Information supplied:
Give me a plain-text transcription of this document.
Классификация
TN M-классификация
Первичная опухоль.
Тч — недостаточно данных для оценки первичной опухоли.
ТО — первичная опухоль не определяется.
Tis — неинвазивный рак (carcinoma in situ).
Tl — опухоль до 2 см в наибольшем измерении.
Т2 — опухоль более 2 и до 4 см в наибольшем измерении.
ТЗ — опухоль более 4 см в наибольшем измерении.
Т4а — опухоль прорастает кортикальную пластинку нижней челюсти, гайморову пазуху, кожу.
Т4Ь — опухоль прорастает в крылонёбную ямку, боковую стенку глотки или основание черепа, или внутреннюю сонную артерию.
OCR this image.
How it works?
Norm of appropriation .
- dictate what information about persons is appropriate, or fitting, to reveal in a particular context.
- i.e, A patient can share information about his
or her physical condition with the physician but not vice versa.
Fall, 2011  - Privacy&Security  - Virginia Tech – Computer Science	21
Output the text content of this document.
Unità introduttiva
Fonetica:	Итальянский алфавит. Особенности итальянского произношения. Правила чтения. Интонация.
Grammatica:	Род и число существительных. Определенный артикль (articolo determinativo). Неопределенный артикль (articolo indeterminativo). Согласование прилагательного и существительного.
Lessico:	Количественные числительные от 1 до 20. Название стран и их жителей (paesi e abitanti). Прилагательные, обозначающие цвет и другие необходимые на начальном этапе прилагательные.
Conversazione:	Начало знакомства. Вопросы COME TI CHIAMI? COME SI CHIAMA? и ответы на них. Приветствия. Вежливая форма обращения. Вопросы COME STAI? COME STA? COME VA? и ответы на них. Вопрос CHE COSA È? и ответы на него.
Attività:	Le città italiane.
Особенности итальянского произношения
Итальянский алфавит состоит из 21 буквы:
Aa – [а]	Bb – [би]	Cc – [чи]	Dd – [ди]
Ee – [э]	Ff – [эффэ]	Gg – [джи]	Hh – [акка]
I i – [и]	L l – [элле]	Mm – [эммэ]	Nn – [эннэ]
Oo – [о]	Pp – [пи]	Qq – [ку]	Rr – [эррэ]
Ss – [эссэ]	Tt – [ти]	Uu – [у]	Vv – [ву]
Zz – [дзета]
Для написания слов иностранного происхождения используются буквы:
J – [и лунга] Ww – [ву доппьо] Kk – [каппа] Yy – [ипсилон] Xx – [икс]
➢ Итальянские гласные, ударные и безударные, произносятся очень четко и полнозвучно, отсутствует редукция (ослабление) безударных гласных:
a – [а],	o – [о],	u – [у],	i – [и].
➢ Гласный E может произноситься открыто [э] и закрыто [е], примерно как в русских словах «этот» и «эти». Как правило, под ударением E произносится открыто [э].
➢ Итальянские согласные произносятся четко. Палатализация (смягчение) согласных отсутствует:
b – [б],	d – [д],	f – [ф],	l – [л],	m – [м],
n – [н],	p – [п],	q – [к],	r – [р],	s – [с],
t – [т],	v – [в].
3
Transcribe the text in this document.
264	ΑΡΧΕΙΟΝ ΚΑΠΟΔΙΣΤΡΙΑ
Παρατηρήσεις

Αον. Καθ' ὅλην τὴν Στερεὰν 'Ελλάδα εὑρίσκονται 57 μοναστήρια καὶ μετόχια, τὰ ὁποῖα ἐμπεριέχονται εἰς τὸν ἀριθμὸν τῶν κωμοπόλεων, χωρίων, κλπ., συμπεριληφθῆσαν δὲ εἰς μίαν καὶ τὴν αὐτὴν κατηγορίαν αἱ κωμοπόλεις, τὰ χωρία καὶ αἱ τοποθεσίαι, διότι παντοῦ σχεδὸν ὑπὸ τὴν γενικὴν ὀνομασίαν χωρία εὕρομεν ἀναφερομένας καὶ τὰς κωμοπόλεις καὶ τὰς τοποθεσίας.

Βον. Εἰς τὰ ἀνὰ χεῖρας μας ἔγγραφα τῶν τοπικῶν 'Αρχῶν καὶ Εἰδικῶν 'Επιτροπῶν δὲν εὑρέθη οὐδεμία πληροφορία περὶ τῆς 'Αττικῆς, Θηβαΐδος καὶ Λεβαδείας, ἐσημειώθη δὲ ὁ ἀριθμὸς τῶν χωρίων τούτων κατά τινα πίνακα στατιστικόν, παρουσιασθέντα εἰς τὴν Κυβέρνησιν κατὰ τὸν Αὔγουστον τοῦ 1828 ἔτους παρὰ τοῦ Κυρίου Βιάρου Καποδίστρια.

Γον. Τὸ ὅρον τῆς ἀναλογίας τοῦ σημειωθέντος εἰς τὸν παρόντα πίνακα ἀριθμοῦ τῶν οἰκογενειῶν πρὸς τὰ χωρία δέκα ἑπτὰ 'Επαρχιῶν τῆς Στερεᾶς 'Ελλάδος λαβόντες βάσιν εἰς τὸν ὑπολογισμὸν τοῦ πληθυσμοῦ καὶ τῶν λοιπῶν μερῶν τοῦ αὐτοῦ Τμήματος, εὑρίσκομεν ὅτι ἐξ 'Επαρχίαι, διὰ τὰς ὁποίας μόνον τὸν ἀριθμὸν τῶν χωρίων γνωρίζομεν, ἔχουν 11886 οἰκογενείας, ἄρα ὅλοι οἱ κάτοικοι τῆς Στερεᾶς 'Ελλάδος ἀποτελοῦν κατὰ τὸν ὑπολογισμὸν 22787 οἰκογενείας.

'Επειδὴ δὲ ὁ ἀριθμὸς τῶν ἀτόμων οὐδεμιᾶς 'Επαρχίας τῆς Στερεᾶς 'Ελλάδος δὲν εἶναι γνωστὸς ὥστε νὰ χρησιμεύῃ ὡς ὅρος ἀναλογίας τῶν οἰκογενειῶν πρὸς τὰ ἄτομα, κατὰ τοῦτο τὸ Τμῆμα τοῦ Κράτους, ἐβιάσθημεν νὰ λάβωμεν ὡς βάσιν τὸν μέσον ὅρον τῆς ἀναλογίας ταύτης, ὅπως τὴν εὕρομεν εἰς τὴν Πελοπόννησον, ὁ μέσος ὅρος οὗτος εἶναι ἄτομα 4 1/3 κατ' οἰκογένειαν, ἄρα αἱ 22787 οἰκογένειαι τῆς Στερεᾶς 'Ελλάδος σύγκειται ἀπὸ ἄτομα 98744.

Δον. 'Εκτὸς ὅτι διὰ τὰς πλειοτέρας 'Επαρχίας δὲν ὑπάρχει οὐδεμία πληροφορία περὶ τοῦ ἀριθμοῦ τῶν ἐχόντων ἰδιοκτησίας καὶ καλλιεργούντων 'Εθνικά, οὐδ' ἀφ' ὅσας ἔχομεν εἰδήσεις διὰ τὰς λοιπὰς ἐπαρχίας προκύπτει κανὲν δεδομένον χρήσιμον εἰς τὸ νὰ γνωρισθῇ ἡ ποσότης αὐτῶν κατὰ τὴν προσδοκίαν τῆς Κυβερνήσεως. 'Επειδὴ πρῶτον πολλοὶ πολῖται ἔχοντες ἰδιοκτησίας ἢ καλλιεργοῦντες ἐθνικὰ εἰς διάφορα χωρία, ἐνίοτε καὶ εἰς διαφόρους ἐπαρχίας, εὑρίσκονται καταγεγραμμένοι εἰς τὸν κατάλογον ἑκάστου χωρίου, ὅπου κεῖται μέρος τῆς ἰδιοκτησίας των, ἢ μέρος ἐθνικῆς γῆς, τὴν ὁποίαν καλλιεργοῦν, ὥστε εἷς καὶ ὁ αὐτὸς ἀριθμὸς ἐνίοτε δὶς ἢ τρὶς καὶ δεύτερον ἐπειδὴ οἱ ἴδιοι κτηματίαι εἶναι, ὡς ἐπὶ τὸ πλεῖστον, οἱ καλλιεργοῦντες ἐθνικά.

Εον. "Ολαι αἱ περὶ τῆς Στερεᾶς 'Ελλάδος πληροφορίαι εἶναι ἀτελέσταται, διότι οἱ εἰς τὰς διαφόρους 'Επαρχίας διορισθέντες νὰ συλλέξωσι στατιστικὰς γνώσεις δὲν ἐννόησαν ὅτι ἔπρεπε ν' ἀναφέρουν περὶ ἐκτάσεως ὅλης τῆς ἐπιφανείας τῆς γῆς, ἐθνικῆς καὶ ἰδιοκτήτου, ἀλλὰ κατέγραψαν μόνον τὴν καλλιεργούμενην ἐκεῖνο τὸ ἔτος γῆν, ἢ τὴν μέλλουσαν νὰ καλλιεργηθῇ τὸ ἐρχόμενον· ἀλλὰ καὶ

Goal:
Identify every line above with the string "четко" in it. Copy those lines.

Exercise result:
➢ Итальянские гласные, ударные и безударные, произносятся очень четко и полнозвучно, отсутствует редукция (ослабление) безударных гласных:
➢ Итальянские согласные произносятся четко. Палатализация (смягчение) согласных отсутствует:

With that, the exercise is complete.